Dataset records
***
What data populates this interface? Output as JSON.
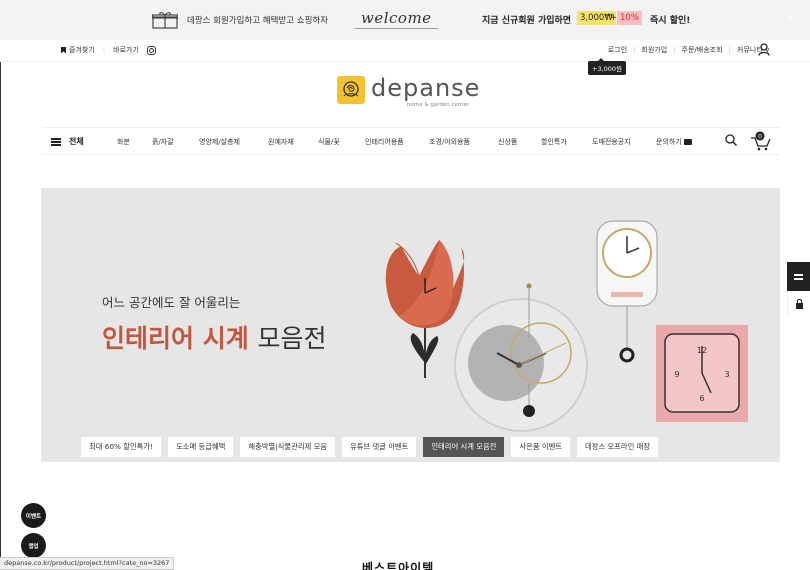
{
  "top_banner": {
    "text1": "데팡스 회원가입하고 혜택받고 쇼핑하자",
    "welcome": "welcome",
    "text2": "지금 신규회원 가입하면",
    "highlight1": "3,000₩",
    "plus": "+",
    "highlight2": "10%",
    "text3": "즉시 할인!",
    "close": "✕",
    "colors": {
      "background": "#f3f3f3",
      "highlight_yellow": "#f7e36b",
      "highlight_pink": "#f6c0c0"
    }
  },
  "util_bar": {
    "bookmark": "즐겨찾기",
    "shortcut": "바로가기",
    "login": "로그인",
    "join": "회원가입",
    "order": "주문/배송조회",
    "community": "커뮤니티 ∨",
    "points_badge": "+3,000원"
  },
  "logo": {
    "name": "depanse",
    "tagline": "home & garden center",
    "color": "#f2c230"
  },
  "nav": {
    "all": "전체",
    "items": [
      "화분",
      "흙/자갈",
      "영양제/살충제",
      "원예자재",
      "식물/꽃",
      "인테리어용품",
      "조경/야외용품",
      "신상품",
      "할인특가",
      "도매전용공지",
      "문의하기"
    ],
    "cart_count": "0"
  },
  "hero": {
    "subtitle": "어느 공간에도 잘 어울리는",
    "title_accent": "인테리어 시계",
    "title_plain": "모음전",
    "accent_color": "#c2573c",
    "tabs": [
      {
        "label": "최대 60% 할인특가!",
        "active": false
      },
      {
        "label": "도소매 등급혜택",
        "active": false
      },
      {
        "label": "해충박멸|식물관리제 모음",
        "active": false
      },
      {
        "label": "유튜브 댓글 이벤트",
        "active": false
      },
      {
        "label": "인테리어 시계 모음전",
        "active": true
      },
      {
        "label": "사은품 이벤트",
        "active": false
      },
      {
        "label": "데팡스 오프라인 매장",
        "active": false
      }
    ]
  },
  "floating": {
    "event": "이벤트",
    "app": "앱업"
  },
  "status_url": "depanse.co.kr/product/project.html?cate_no=3267",
  "section_title": "베스트아이템"
}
***
Direction » Output an exact copy of the material, with the pictures removed.

Output »
What data populates this interface? Output as JSON.
{
  "top_banner": {
    "text1": "데팡스 회원가입하고 혜택받고 쇼핑하자",
    "welcome": "welcome",
    "text2": "지금 신규회원 가입하면",
    "highlight1": "3,000₩",
    "plus": "+",
    "highlight2": "10%",
    "text3": "즉시 할인!",
    "close": "✕",
    "colors": {
      "background": "#f3f3f3",
      "highlight_yellow": "#f7e36b",
      "highlight_pink": "#f6c0c0"
    }
  },
  "util_bar": {
    "bookmark": "즐겨찾기",
    "shortcut": "바로가기",
    "login": "로그인",
    "join": "회원가입",
    "order": "주문/배송조회",
    "community": "커뮤니티 ∨",
    "points_badge": "+3,000원"
  },
  "logo": {
    "name": "depanse",
    "tagline": "home & garden center",
    "color": "#f2c230"
  },
  "nav": {
    "all": "전체",
    "items": [
      "화분",
      "흙/자갈",
      "영양제/살충제",
      "원예자재",
      "식물/꽃",
      "인테리어용품",
      "조경/야외용품",
      "신상품",
      "할인특가",
      "도매전용공지",
      "문의하기"
    ],
    "cart_count": "0"
  },
  "hero": {
    "subtitle": "어느 공간에도 잘 어울리는",
    "title_accent": "인테리어 시계",
    "title_plain": "모음전",
    "accent_color": "#c2573c",
    "tabs": [
      {
        "label": "최대 60% 할인특가!",
        "active": false
      },
      {
        "label": "도소매 등급혜택",
        "active": false
      },
      {
        "label": "해충박멸|식물관리제 모음",
        "active": false
      },
      {
        "label": "유튜브 댓글 이벤트",
        "active": false
      },
      {
        "label": "인테리어 시계 모음전",
        "active": true
      },
      {
        "label": "사은품 이벤트",
        "active": false
      },
      {
        "label": "데팡스 오프라인 매장",
        "active": false
      }
    ]
  },
  "floating": {
    "event": "이벤트",
    "app": "앱업"
  },
  "status_url": "depanse.co.kr/product/project.html?cate_no=3267",
  "section_title": "베스트아이템"
}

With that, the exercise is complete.